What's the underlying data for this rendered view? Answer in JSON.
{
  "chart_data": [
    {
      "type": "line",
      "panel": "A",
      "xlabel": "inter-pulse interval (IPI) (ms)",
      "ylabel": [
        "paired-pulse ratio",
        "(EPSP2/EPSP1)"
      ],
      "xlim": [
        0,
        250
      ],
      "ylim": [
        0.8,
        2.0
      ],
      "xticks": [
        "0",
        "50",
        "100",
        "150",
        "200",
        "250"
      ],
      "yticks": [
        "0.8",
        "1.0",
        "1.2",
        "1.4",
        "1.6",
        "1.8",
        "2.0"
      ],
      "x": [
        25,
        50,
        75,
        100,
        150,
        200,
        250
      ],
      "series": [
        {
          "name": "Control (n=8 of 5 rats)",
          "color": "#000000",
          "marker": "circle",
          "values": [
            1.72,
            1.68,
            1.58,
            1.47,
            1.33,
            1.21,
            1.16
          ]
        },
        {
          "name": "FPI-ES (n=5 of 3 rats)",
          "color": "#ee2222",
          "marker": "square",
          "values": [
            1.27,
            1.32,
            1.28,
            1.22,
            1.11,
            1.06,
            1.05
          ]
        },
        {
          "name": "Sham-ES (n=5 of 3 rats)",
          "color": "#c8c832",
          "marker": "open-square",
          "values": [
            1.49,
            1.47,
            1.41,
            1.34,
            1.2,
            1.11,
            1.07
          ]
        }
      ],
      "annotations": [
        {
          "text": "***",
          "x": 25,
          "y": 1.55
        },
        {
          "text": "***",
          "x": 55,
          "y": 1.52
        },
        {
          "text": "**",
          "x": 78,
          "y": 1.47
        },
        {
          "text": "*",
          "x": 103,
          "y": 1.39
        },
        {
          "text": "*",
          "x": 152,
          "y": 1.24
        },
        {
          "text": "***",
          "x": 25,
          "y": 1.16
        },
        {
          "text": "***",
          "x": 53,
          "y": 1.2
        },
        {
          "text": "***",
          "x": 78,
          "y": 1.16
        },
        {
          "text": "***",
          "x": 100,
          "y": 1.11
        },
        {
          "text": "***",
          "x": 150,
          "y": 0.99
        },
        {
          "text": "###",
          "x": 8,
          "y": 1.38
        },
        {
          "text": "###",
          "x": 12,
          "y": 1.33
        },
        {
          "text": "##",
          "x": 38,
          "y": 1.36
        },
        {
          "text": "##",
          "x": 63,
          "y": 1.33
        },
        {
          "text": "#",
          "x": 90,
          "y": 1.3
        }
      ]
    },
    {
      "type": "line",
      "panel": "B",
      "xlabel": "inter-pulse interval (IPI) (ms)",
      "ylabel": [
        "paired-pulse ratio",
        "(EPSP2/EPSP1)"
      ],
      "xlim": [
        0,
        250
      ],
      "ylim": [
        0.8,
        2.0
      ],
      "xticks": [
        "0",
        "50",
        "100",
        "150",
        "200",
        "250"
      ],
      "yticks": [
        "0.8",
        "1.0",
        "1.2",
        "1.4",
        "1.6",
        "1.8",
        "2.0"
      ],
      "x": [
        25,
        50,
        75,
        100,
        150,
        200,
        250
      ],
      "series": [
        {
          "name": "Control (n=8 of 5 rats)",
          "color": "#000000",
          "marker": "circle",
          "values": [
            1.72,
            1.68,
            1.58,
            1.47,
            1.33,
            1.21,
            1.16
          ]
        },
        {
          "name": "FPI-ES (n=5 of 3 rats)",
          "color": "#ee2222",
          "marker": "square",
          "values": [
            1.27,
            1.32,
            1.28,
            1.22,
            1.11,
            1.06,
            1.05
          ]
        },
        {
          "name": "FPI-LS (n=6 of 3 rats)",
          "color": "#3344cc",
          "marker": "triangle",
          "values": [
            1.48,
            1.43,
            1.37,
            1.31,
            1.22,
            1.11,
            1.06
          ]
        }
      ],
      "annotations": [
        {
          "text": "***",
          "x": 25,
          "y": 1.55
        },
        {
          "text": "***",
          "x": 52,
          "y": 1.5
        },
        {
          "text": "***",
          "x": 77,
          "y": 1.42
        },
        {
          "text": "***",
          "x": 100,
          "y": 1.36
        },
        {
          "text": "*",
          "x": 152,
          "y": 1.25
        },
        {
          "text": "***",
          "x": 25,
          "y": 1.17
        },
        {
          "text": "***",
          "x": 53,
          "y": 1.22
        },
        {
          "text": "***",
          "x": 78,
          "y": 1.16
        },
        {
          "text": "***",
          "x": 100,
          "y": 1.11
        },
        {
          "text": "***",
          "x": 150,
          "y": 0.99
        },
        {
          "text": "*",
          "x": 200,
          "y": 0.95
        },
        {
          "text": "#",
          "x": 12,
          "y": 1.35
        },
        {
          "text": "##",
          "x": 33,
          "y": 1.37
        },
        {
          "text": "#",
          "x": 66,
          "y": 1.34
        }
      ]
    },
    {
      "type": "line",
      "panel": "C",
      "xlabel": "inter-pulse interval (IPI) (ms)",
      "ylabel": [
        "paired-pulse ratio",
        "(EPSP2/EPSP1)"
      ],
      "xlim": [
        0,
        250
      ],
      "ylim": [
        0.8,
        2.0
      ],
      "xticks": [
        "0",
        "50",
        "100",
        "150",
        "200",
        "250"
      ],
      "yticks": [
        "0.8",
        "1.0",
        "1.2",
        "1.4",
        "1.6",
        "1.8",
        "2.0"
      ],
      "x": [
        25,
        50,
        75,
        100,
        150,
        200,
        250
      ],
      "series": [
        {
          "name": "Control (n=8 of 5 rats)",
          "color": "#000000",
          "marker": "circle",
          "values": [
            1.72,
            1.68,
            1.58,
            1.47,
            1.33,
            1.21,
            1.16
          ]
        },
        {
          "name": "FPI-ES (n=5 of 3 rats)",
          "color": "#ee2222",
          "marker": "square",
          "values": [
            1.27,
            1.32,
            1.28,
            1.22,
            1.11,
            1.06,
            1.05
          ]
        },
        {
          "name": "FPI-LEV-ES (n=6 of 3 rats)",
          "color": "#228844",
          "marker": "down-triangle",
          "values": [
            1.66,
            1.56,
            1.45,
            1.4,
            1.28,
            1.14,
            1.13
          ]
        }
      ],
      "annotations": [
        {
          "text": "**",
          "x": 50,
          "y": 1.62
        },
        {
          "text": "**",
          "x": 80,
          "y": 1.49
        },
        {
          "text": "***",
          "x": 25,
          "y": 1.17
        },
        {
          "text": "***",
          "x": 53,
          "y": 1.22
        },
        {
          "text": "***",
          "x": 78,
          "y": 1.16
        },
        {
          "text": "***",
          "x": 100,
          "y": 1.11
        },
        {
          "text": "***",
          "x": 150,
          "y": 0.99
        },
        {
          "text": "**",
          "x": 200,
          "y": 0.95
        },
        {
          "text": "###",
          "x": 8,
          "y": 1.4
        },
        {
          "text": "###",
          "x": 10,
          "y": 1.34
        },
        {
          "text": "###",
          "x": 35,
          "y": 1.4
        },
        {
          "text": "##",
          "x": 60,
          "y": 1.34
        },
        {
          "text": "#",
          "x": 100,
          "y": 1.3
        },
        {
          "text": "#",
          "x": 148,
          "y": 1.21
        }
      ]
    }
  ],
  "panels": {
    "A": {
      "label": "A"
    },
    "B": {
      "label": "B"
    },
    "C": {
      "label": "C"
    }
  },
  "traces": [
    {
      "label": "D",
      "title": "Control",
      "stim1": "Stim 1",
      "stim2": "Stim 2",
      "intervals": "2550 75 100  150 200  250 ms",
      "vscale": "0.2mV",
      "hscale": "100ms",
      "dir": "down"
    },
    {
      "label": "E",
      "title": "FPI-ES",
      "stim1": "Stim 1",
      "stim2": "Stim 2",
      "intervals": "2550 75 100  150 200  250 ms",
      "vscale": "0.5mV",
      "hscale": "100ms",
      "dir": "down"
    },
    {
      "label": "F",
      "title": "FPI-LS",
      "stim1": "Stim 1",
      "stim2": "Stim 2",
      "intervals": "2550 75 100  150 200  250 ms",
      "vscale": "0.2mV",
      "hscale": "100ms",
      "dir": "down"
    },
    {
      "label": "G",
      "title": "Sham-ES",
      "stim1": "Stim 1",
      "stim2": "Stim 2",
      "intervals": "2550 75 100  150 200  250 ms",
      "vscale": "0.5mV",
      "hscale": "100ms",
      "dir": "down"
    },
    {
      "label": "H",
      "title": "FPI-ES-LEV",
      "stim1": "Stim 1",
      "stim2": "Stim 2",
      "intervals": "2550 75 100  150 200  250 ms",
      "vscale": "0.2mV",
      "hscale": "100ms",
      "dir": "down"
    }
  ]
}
★ ★ ★ ★
Scan the material for lines with the word "triangle", and copy each line you find.

● Expected answer
          "marker": "triangle",
          "marker": "down-triangle",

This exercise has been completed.